Search the records below for the word "Alice". Pull out each line that has it.

Stored records
━━━━━━━━

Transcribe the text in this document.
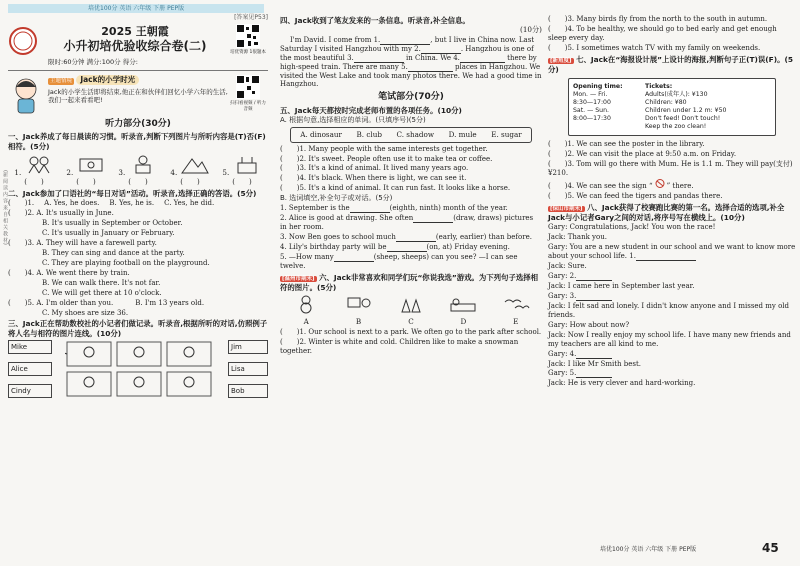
培优100分 英语 六年级 下册 PEP版
(新 阅 读 内 容 来 自 相 关 教 材)
[答案见P53]
2025 王朝霞
小升初培优验收综合卷(二)	培优资源 1很题本
限时:60分钟 满分:100分 得分:
主题情境 Jack的小学时光
Jack的小学生活即将结束,他正在和伙伴们回忆小学六年的生活,我们一起来看看吧!	扫扫看视频 / 听力音频
听力部分(30分)
一、Jack养成了每日晨读的习惯。听录音,判断下列图片与所听内容是(T)否(F)相符。(5分)
1.	2.	3.	4.	5.
(　　)	(　　)	(　　)	(　　)	(　　)
二、Jack参加了口语社的“每日对话”活动。听录音,选择正确的答语。(5分)
(　　)1. A. Yes, he does. B. Yes, he is. C. Yes, he did.
(　　)2. A. It's usually in June.
B. It's usually in September or October.
C. It's usually in January or February.
(　　)3. A. They will have a farewell party.
B. They can sing and dance at the party.
C. They are playing football on the playground.
(　　)4. A. We went there by train.
B. We can walk there. It's not far.
C. We will get there at 10 o'clock.
(　　)5. A. I'm older than you.	B. I'm 13 years old.
C. My shoes are size 36.
三、Jack正在帮助数校社的小记者们做记录。听录音,根据所听的对话,仿照例子将人名与相符的图片连线。(10分)
Mike
Alice
Cindy
Jim
Lisa
Bob
四、Jack收到了笔友发来的一条信息。听录音,补全信息。
(10分)
I'm David. I come from 1.	, but I live in China now. Last Saturday I visited Hangzhou with my 2.	. Hangzhou is one of the most beautiful 3.	in China. We 4.	there by high-speed train. There are many 5.	places in Hangzhou. We visited the West Lake and took many photos there. We had a good time in Hangzhou.
笔试部分(70分)
五、Jack每天都按时完成老师布置的各项任务。(10分)
A. 根据句意,选择相应的单词。(只填序号)(5分)
A. dinosaur B. club C. shadow D. mule E. sugar
(　　)1. Many people with the same interests get together.
(　　)2. It's sweet. People often use it to make tea or coffee.
(　　)3. It's a kind of animal. It lived many years ago.
(　　)4. It's black. When there is light, we can see it.
(　　)5. It's a kind of animal. It can run fast. It looks like a horse.
B. 选词填空,补全句子或对话。(5分)
1. September is the	(eighth, ninth) month of the year.
2. Alice is good at drawing. She often	(draw, draws) pictures in her room.
3. Now Ben goes to school much	(early, earlier) than before.
4. Lily's birthday party will be	(on, at) Friday evening.
5. —How many	(sheep, sheeps) can you see? —I can see twelve.
[温州市期末] 六、Jack非常喜欢和同学们玩“你说我选”游戏。为下列句子选择相符的图片。(5分)
A	B	C	D	E
(　　)1. Our school is next to a park. We often go to the park after school.
(　　)2. Winter is white and cold. Children like to make a snowman together.
(　　)3. Many birds fly from the north to the south in autumn.
(　　)4. To be healthy, we should go to bed early and get enough sleep every day.
(　　)5. I sometimes watch TV with my family on weekends.
[新角度] 七、Jack在“海报设计展”上设计的海报,判断句子正(T)误(F)。(5分)
Opening time:
Mon. — Fri.
8:30—17:00
Sat. — Sun.
8:00—17:30
Tickets:
Adults(成年人): ¥130
Children: ¥80
Children under 1.2 m: ¥50
Don't feed! Don't touch!
Keep the zoo clean!
(　　)1. We can see the poster in the library.
(　　)2. We can visit the place at 9:50 a.m. on Friday.
(　　)3. Tom will go there with Mum. He is 1.1 m. They will pay(支付) ¥210.
(　　)4. We can see the sign “ ” there.
(　　)5. We can feed the tigers and pandas there.
[保山市期末] 八、Jack获得了校赛跑比赛的第一名。选择合适的选项,补全Jack与小记者Gary之间的对话,将序号写在横线上。(10分)
Gary: Congratulations, Jack! You won the race!
Jack: Thank you.
Gary: You are a new student in our school and we want to know more about your school life. 1.
Jack: Sure.
Gary: 2.
Jack: I came here in September last year.
Gary: 3.
Jack: I felt sad and lonely. I didn't know anyone and I missed my old friends.
Gary: How about now?
Jack: Now I really enjoy my school life. I have many new friends and my teachers are all kind to me.
Gary: 4.
Jack: I like Mr Smith best.
Gary: 5.
Jack: He is very clever and hard-working.
培优100分 英语 六年级 下册 PEP版	45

━━━━━━━━

**THE ANSWER**
Alice
2. Alice is good at drawing. She often	(draw, draws) pictures in her room.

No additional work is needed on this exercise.